== DATA ROWS

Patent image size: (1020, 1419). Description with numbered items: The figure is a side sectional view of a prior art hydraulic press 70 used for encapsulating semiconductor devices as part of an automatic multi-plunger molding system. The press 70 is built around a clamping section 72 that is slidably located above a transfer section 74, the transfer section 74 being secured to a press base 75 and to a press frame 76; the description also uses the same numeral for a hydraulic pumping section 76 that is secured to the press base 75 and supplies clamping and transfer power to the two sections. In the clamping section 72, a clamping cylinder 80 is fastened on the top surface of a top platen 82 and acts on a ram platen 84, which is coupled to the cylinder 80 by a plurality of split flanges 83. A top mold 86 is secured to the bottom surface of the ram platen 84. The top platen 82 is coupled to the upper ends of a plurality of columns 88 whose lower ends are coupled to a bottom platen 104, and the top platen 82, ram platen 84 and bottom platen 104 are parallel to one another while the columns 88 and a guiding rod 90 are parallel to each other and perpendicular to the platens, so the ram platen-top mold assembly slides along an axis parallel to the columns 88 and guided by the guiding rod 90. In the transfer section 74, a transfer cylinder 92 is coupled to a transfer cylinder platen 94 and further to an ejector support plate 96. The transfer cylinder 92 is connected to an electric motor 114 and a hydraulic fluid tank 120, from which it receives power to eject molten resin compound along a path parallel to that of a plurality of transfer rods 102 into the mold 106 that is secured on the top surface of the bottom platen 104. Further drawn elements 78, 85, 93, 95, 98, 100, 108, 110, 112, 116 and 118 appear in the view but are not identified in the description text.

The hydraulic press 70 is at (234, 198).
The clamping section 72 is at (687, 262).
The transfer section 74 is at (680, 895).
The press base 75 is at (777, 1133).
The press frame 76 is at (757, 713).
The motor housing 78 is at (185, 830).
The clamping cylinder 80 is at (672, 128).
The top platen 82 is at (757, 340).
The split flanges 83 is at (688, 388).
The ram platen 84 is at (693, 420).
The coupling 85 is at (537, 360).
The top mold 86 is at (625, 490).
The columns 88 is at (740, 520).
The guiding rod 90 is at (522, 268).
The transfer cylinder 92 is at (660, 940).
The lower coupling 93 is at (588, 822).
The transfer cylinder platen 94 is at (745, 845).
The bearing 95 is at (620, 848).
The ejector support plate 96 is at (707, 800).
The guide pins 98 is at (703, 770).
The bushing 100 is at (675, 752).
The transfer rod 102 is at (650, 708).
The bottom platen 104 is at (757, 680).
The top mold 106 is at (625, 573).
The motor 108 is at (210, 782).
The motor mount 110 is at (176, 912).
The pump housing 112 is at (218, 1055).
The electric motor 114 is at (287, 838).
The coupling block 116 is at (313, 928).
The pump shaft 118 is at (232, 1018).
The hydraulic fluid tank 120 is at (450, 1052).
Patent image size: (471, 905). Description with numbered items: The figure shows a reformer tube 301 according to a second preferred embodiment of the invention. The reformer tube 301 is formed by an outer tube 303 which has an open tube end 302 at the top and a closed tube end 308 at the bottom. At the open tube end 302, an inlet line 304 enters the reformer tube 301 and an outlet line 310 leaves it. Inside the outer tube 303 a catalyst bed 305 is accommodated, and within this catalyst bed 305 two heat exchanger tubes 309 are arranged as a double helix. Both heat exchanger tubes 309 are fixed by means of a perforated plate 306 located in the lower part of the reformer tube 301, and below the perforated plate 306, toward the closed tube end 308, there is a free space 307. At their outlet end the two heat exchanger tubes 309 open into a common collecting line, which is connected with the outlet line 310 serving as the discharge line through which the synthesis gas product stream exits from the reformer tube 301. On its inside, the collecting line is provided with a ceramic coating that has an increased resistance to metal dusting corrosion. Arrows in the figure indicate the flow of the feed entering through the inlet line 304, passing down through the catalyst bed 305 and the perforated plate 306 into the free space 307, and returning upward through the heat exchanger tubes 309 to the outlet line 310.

====

Please format the listing above as a Markdown table with the columns "Row" and "Line," numbering each line and leaving out blank ones.

| Row | Line |
|---|---|
| 1 | Patent image size: (1020, 1419). Description with numbered items: The figure is a side sectional view of a prior art hydraulic press 70 used for encapsulating semiconductor devices as part of an automatic multi-plunger molding system. The press 70 is built around a clamping section 72 that is slidably located above a transfer section 74, the transfer section 74 being secured to a press base 75 and to a press frame 76; the description also uses the same numeral for a hydraulic pumping section 76 that is secured to the press base 75 and supplies clamping and transfer power to the two sections. In the clamping section 72, a clamping cylinder 80 is fastened on the top surface of a top platen 82 and acts on a ram platen 84, which is coupled to the cylinder 80 by a plurality of split flanges 83. A top mold 86 is secured to the bottom surface of the ram platen 84. The top platen 82 is coupled to the upper ends of a plurality of columns 88 whose lower ends are coupled to a bottom platen 104, and the top platen 82, ram platen 84 and bottom platen 104 are parallel to one another while the columns 88 and a guiding rod 90 are parallel to each other and perpendicular to the platens, so the ram platen-top mold assembly slides along an axis parallel to the columns 88 and guided by the guiding rod 90. In the transfer section 74, a transfer cylinder 92 is coupled to a transfer cylinder platen 94 and further to an ejector support plate 96. The transfer cylinder 92 is connected to an electric motor 114 and a hydraulic fluid tank 120, from which it receives power to eject molten resin compound along a path parallel to that of a plurality of transfer rods 102 into the mold 106 that is secured on the top surface of the bottom platen 104. Further drawn elements 78, 85, 93, 95, 98, 100, 108, 110, 112, 116 and 118 appear in the view but are not identified in the description text. |
| 2 | The hydraulic press 70 is at (234, 198). |
| 3 | The clamping section 72 is at (687, 262). |
| 4 | The transfer section 74 is at (680, 895). |
| 5 | The press base 75 is at (777, 1133). |
| 6 | The press frame 76 is at (757, 713). |
| 7 | The motor housing 78 is at (185, 830). |
| 8 | The clamping cylinder 80 is at (672, 128). |
| 9 | The top platen 82 is at (757, 340). |
| 10 | The split flanges 83 is at (688, 388). |
| 11 | The ram platen 84 is at (693, 420). |
| 12 | The coupling 85 is at (537, 360). |
| 13 | The top mold 86 is at (625, 490). |
| 14 | The columns 88 is at (740, 520). |
| 15 | The guiding rod 90 is at (522, 268). |
| 16 | The transfer cylinder 92 is at (660, 940). |
| 17 | The lower coupling 93 is at (588, 822). |
| 18 | The transfer cylinder platen 94 is at (745, 845). |
| 19 | The bearing 95 is at (620, 848). |
| 20 | The ejector support plate 96 is at (707, 800). |
| 21 | The guide pins 98 is at (703, 770). |
| 22 | The bushing 100 is at (675, 752). |
| 23 | The transfer rod 102 is at (650, 708). |
| 24 | The bottom platen 104 is at (757, 680). |
| 25 | The top mold 106 is at (625, 573). |
| 26 | The motor 108 is at (210, 782). |
| 27 | The motor mount 110 is at (176, 912). |
| 28 | The pump housing 112 is at (218, 1055). |
| 29 | The electric motor 114 is at (287, 838). |
| 30 | The coupling block 116 is at (313, 928). |
| 31 | The pump shaft 118 is at (232, 1018). |
| 32 | The hydraulic fluid tank 120 is at (450, 1052). |
| 33 | Patent image size: (471, 905). Description with numbered items: The figure shows a reformer tube 301 according to a second preferred embodiment of the invention. The reformer tube 301 is formed by an outer tube 303 which has an open tube end 302 at the top and a closed tube end 308 at the bottom. At the open tube end 302, an inlet line 304 enters the reformer tube 301 and an outlet line 310 leaves it. Inside the outer tube 303 a catalyst bed 305 is accommodated, and within this catalyst bed 305 two heat exchanger tubes 309 are arranged as a double helix. Both heat exchanger tubes 309 are fixed by means of a perforated plate 306 located in the lower part of the reformer tube 301, and below the perforated plate 306, toward the closed tube end 308, there is a free space 307. At their outlet end the two heat exchanger tubes 309 open into a common collecting line, which is connected with the outlet line 310 serving as the discharge line through which the synthesis gas product stream exits from the reformer tube 301. On its inside, the collecting line is provided with a ceramic coating that has an increased resistance to metal dusting corrosion. Arrows in the figure indicate the flow of the feed entering through the inlet line 304, passing down through the catalyst bed 305 and the perforated plate 306 into the free space 307, and returning upward through the heat exchanger tubes 309 to the outlet line 310. |